(Task requirements):
Omit the pictures and return every entry exactly as written.

(Raw records):
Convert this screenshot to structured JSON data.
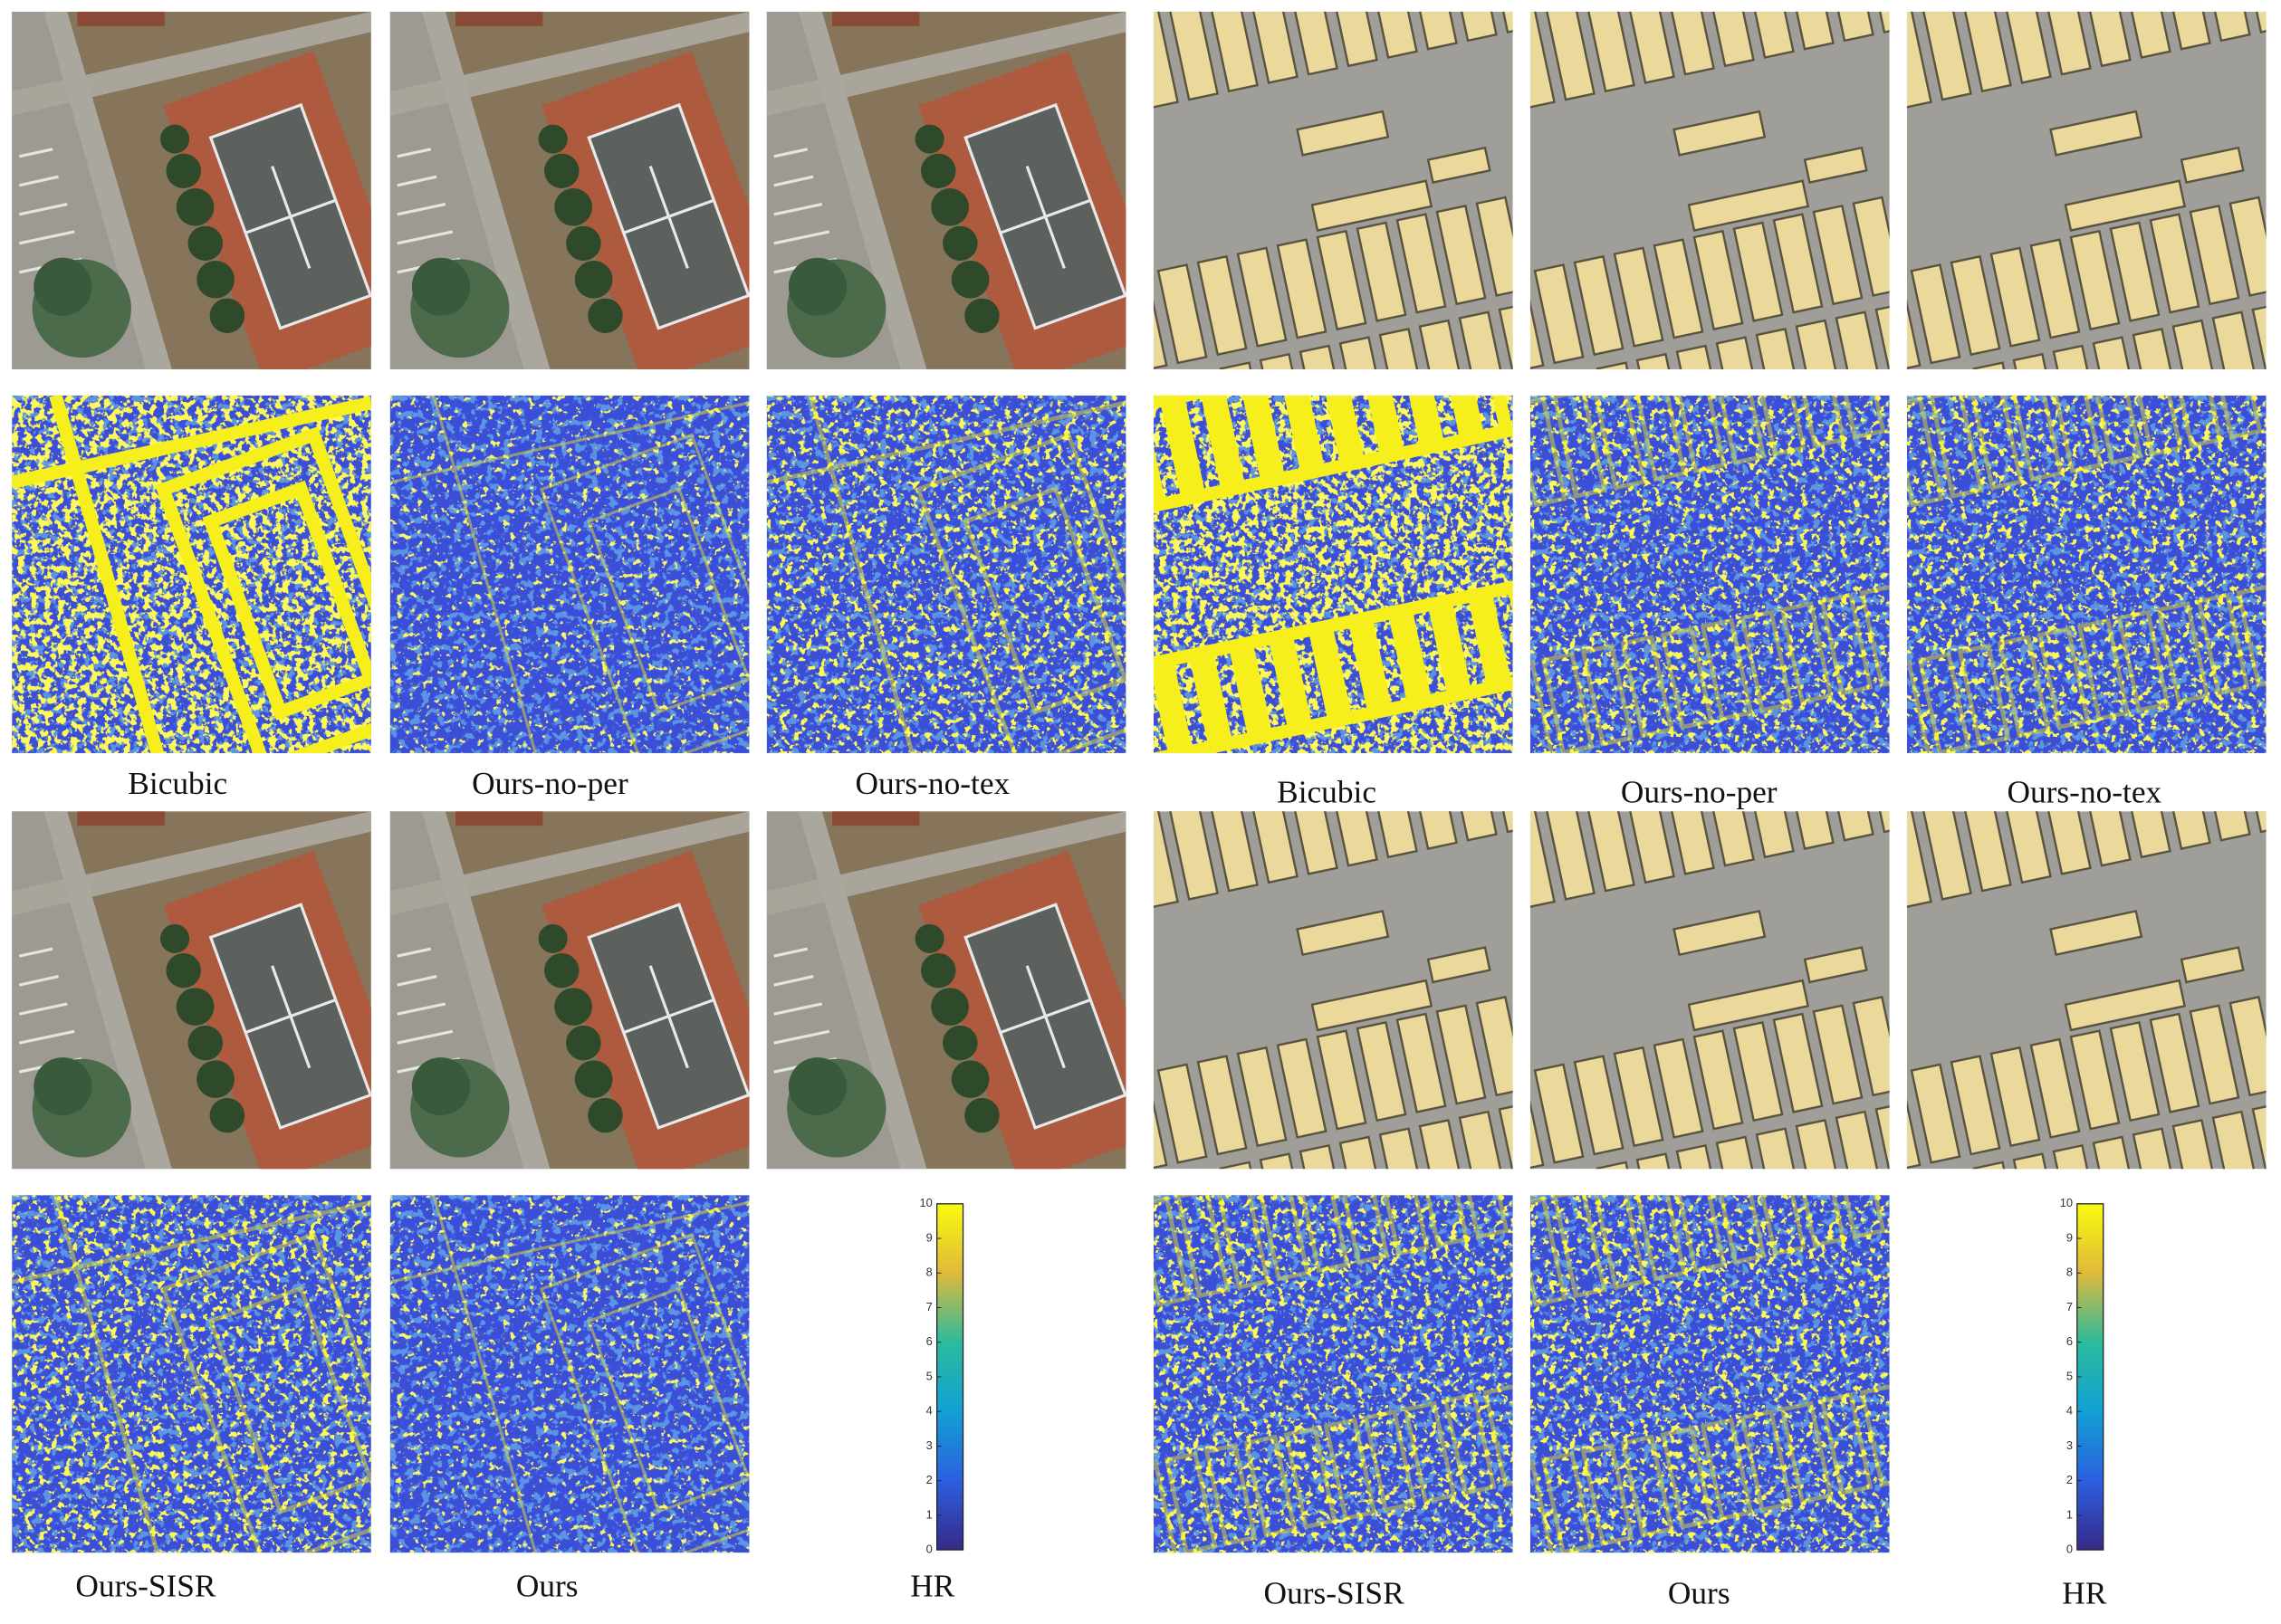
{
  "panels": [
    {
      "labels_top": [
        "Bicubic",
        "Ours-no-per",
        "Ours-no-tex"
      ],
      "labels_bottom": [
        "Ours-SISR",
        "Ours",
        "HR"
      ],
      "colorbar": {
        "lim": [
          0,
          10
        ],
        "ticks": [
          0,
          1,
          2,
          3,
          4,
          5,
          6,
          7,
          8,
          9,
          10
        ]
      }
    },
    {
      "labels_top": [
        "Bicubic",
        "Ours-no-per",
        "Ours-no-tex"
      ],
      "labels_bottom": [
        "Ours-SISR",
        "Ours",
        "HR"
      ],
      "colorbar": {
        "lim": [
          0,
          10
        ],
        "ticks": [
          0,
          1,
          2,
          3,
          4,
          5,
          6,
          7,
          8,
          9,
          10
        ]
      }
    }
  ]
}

(Task answer):
Convert this screenshot to structured JSON data.
{
  "panels": [
    {
      "labels_top": [
        "Bicubic",
        "Ours-no-per",
        "Ours-no-tex"
      ],
      "labels_bottom": [
        "Ours-SISR",
        "Ours",
        "HR"
      ],
      "colorbar": {
        "lim": [
          0,
          10
        ],
        "ticks": [
          0,
          1,
          2,
          3,
          4,
          5,
          6,
          7,
          8,
          9,
          10
        ]
      }
    },
    {
      "labels_top": [
        "Bicubic",
        "Ours-no-per",
        "Ours-no-tex"
      ],
      "labels_bottom": [
        "Ours-SISR",
        "Ours",
        "HR"
      ],
      "colorbar": {
        "lim": [
          0,
          10
        ],
        "ticks": [
          0,
          1,
          2,
          3,
          4,
          5,
          6,
          7,
          8,
          9,
          10
        ]
      }
    }
  ]
}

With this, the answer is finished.